## Task description
Give the material again in full, matching it exactly.

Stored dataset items

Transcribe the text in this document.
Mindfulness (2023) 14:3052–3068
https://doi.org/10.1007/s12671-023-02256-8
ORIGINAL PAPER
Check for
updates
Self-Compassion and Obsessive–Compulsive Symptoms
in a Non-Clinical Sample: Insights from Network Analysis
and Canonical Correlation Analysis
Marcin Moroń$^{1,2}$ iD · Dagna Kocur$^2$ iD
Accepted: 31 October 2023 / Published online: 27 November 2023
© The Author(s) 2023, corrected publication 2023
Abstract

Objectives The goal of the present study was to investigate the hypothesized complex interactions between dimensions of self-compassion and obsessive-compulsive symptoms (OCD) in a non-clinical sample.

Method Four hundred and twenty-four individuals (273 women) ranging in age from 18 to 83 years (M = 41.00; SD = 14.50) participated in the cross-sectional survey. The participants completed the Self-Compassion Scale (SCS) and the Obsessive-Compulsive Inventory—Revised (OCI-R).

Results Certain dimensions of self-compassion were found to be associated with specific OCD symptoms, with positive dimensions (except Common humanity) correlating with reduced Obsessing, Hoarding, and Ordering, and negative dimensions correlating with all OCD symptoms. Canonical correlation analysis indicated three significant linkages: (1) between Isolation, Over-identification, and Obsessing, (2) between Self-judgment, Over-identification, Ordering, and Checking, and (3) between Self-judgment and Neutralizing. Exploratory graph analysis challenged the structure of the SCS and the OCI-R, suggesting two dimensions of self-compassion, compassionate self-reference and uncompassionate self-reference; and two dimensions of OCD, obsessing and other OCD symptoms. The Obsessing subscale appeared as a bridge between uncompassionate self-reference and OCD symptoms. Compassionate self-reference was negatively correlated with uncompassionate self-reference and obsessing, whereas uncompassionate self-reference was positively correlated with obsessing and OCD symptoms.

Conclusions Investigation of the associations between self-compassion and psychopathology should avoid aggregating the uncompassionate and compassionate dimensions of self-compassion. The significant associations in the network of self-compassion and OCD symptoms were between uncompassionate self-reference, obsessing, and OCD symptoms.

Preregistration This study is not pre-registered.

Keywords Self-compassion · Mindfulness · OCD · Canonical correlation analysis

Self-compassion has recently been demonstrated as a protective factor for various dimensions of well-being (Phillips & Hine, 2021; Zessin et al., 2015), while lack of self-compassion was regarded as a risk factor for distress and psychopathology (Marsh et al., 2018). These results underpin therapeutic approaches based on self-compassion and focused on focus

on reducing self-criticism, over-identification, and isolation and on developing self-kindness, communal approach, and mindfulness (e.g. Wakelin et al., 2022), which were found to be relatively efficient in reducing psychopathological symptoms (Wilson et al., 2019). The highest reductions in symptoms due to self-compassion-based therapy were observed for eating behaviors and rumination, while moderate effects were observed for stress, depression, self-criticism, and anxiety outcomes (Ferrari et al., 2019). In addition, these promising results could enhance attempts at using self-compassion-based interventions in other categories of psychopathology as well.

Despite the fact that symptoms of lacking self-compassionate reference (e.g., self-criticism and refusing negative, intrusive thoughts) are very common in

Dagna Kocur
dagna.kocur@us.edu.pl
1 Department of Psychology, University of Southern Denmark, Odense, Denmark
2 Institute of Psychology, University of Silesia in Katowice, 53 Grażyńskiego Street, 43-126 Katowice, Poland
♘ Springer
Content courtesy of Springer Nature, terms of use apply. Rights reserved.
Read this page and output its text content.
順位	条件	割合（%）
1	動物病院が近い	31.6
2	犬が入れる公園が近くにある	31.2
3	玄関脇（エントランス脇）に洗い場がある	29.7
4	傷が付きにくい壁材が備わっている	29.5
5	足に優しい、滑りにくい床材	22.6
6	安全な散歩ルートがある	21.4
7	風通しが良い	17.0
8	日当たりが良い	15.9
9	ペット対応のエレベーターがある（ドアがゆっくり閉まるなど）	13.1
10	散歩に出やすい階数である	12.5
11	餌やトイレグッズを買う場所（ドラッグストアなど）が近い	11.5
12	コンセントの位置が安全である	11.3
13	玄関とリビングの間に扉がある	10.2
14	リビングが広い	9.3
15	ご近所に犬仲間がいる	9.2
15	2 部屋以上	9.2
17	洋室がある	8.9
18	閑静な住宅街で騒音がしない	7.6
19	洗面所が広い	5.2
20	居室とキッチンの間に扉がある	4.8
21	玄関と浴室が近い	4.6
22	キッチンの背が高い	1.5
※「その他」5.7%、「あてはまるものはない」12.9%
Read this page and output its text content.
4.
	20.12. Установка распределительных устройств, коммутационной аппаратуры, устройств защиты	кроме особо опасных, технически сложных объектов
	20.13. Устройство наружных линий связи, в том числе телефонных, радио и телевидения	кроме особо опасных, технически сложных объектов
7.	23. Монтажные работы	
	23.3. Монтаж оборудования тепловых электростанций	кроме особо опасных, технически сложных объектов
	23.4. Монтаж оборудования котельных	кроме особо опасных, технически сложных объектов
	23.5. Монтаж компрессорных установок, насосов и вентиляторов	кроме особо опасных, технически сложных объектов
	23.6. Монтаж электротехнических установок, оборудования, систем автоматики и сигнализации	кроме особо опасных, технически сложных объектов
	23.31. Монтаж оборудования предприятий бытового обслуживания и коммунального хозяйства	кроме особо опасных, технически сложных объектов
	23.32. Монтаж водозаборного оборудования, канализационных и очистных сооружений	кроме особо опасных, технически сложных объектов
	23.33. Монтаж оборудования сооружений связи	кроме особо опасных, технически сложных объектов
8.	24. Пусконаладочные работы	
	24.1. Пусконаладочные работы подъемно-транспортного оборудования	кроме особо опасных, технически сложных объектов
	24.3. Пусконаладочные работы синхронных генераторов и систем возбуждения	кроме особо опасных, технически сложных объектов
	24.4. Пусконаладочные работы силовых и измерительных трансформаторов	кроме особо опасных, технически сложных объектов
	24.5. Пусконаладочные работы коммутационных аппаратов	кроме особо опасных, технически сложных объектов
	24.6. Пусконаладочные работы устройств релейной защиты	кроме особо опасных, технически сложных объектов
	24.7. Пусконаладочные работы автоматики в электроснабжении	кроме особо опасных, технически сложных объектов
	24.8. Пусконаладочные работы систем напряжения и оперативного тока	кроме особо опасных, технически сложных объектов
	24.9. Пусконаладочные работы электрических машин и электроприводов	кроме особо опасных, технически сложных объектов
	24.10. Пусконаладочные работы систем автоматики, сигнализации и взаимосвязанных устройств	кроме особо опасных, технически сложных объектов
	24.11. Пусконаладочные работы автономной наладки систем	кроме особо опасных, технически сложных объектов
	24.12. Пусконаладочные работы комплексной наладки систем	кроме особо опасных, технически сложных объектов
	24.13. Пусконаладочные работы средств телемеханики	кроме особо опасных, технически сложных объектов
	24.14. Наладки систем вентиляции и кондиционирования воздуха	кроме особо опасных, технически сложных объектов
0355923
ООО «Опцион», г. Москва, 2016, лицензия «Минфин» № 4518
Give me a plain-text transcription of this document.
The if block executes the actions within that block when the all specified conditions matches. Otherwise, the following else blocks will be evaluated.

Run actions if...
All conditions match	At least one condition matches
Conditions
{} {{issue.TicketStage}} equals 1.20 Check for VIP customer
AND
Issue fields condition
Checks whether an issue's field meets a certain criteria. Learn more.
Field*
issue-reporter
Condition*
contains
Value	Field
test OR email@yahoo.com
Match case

## Solution
Transcribe the text in this document.
Mindfulness (2023) 14:3052–3068
https://doi.org/10.1007/s12671-023-02256-8
ORIGINAL PAPER
Check for
updates
Self-Compassion and Obsessive–Compulsive Symptoms
in a Non-Clinical Sample: Insights from Network Analysis
and Canonical Correlation Analysis
Marcin Moroń$^{1,2}$ iD · Dagna Kocur$^2$ iD
Accepted: 31 October 2023 / Published online: 27 November 2023
© The Author(s) 2023, corrected publication 2023
Abstract

Objectives The goal of the present study was to investigate the hypothesized complex interactions between dimensions of self-compassion and obsessive-compulsive symptoms (OCD) in a non-clinical sample.

Method Four hundred and twenty-four individuals (273 women) ranging in age from 18 to 83 years (M = 41.00; SD = 14.50) participated in the cross-sectional survey. The participants completed the Self-Compassion Scale (SCS) and the Obsessive-Compulsive Inventory—Revised (OCI-R).

Results Certain dimensions of self-compassion were found to be associated with specific OCD symptoms, with positive dimensions (except Common humanity) correlating with reduced Obsessing, Hoarding, and Ordering, and negative dimensions correlating with all OCD symptoms. Canonical correlation analysis indicated three significant linkages: (1) between Isolation, Over-identification, and Obsessing, (2) between Self-judgment, Over-identification, Ordering, and Checking, and (3) between Self-judgment and Neutralizing. Exploratory graph analysis challenged the structure of the SCS and the OCI-R, suggesting two dimensions of self-compassion, compassionate self-reference and uncompassionate self-reference; and two dimensions of OCD, obsessing and other OCD symptoms. The Obsessing subscale appeared as a bridge between uncompassionate self-reference and OCD symptoms. Compassionate self-reference was negatively correlated with uncompassionate self-reference and obsessing, whereas uncompassionate self-reference was positively correlated with obsessing and OCD symptoms.

Conclusions Investigation of the associations between self-compassion and psychopathology should avoid aggregating the uncompassionate and compassionate dimensions of self-compassion. The significant associations in the network of self-compassion and OCD symptoms were between uncompassionate self-reference, obsessing, and OCD symptoms.

Preregistration This study is not pre-registered.

Keywords Self-compassion · Mindfulness · OCD · Canonical correlation analysis

Self-compassion has recently been demonstrated as a protective factor for various dimensions of well-being (Phillips & Hine, 2021; Zessin et al., 2015), while lack of self-compassion was regarded as a risk factor for distress and psychopathology (Marsh et al., 2018). These results underpin therapeutic approaches based on self-compassion and focused on focus

on reducing self-criticism, over-identification, and isolation and on developing self-kindness, communal approach, and mindfulness (e.g. Wakelin et al., 2022), which were found to be relatively efficient in reducing psychopathological symptoms (Wilson et al., 2019). The highest reductions in symptoms due to self-compassion-based therapy were observed for eating behaviors and rumination, while moderate effects were observed for stress, depression, self-criticism, and anxiety outcomes (Ferrari et al., 2019). In addition, these promising results could enhance attempts at using self-compassion-based interventions in other categories of psychopathology as well.

Despite the fact that symptoms of lacking self-compassionate reference (e.g., self-criticism and refusing negative, intrusive thoughts) are very common in

Dagna Kocur
dagna.kocur@us.edu.pl
1 Department of Psychology, University of Southern Denmark, Odense, Denmark
2 Institute of Psychology, University of Silesia in Katowice, 53 Grażyńskiego Street, 43-126 Katowice, Poland
♘ Springer
Content courtesy of Springer Nature, terms of use apply. Rights reserved.
Read this page and output its text content.
順位	条件	割合（%）
1	動物病院が近い	31.6
2	犬が入れる公園が近くにある	31.2
3	玄関脇（エントランス脇）に洗い場がある	29.7
4	傷が付きにくい壁材が備わっている	29.5
5	足に優しい、滑りにくい床材	22.6
6	安全な散歩ルートがある	21.4
7	風通しが良い	17.0
8	日当たりが良い	15.9
9	ペット対応のエレベーターがある（ドアがゆっくり閉まるなど）	13.1
10	散歩に出やすい階数である	12.5
11	餌やトイレグッズを買う場所（ドラッグストアなど）が近い	11.5
12	コンセントの位置が安全である	11.3
13	玄関とリビングの間に扉がある	10.2
14	リビングが広い	9.3
15	ご近所に犬仲間がいる	9.2
15	2 部屋以上	9.2
17	洋室がある	8.9
18	閑静な住宅街で騒音がしない	7.6
19	洗面所が広い	5.2
20	居室とキッチンの間に扉がある	4.8
21	玄関と浴室が近い	4.6
22	キッチンの背が高い	1.5
※「その他」5.7%、「あてはまるものはない」12.9%
Read this page and output its text content.
4.
	20.12. Установка распределительных устройств, коммутационной аппаратуры, устройств защиты	кроме особо опасных, технически сложных объектов
	20.13. Устройство наружных линий связи, в том числе телефонных, радио и телевидения	кроме особо опасных, технически сложных объектов
7.	23. Монтажные работы	
	23.3. Монтаж оборудования тепловых электростанций	кроме особо опасных, технически сложных объектов
	23.4. Монтаж оборудования котельных	кроме особо опасных, технически сложных объектов
	23.5. Монтаж компрессорных установок, насосов и вентиляторов	кроме особо опасных, технически сложных объектов
	23.6. Монтаж электротехнических установок, оборудования, систем автоматики и сигнализации	кроме особо опасных, технически сложных объектов
	23.31. Монтаж оборудования предприятий бытового обслуживания и коммунального хозяйства	кроме особо опасных, технически сложных объектов
	23.32. Монтаж водозаборного оборудования, канализационных и очистных сооружений	кроме особо опасных, технически сложных объектов
	23.33. Монтаж оборудования сооружений связи	кроме особо опасных, технически сложных объектов
8.	24. Пусконаладочные работы	
	24.1. Пусконаладочные работы подъемно-транспортного оборудования	кроме особо опасных, технически сложных объектов
	24.3. Пусконаладочные работы синхронных генераторов и систем возбуждения	кроме особо опасных, технически сложных объектов
	24.4. Пусконаладочные работы силовых и измерительных трансформаторов	кроме особо опасных, технически сложных объектов
	24.5. Пусконаладочные работы коммутационных аппаратов	кроме особо опасных, технически сложных объектов
	24.6. Пусконаладочные работы устройств релейной защиты	кроме особо опасных, технически сложных объектов
	24.7. Пусконаладочные работы автоматики в электроснабжении	кроме особо опасных, технически сложных объектов
	24.8. Пусконаладочные работы систем напряжения и оперативного тока	кроме особо опасных, технически сложных объектов
	24.9. Пусконаладочные работы электрических машин и электроприводов	кроме особо опасных, технически сложных объектов
	24.10. Пусконаладочные работы систем автоматики, сигнализации и взаимосвязанных устройств	кроме особо опасных, технически сложных объектов
	24.11. Пусконаладочные работы автономной наладки систем	кроме особо опасных, технически сложных объектов
	24.12. Пусконаладочные работы комплексной наладки систем	кроме особо опасных, технически сложных объектов
	24.13. Пусконаладочные работы средств телемеханики	кроме особо опасных, технически сложных объектов
	24.14. Наладки систем вентиляции и кондиционирования воздуха	кроме особо опасных, технически сложных объектов
0355923
ООО «Опцион», г. Москва, 2016, лицензия «Минфин» № 4518
Give me a plain-text transcription of this document.
The if block executes the actions within that block when the all specified conditions matches. Otherwise, the following else blocks will be evaluated.

Run actions if...
All conditions match	At least one condition matches
Conditions
{} {{issue.TicketStage}} equals 1.20 Check for VIP customer
AND
Issue fields condition
Checks whether an issue's field meets a certain criteria. Learn more.
Field*
issue-reporter
Condition*
contains
Value	Field
test OR email@yahoo.com
Match case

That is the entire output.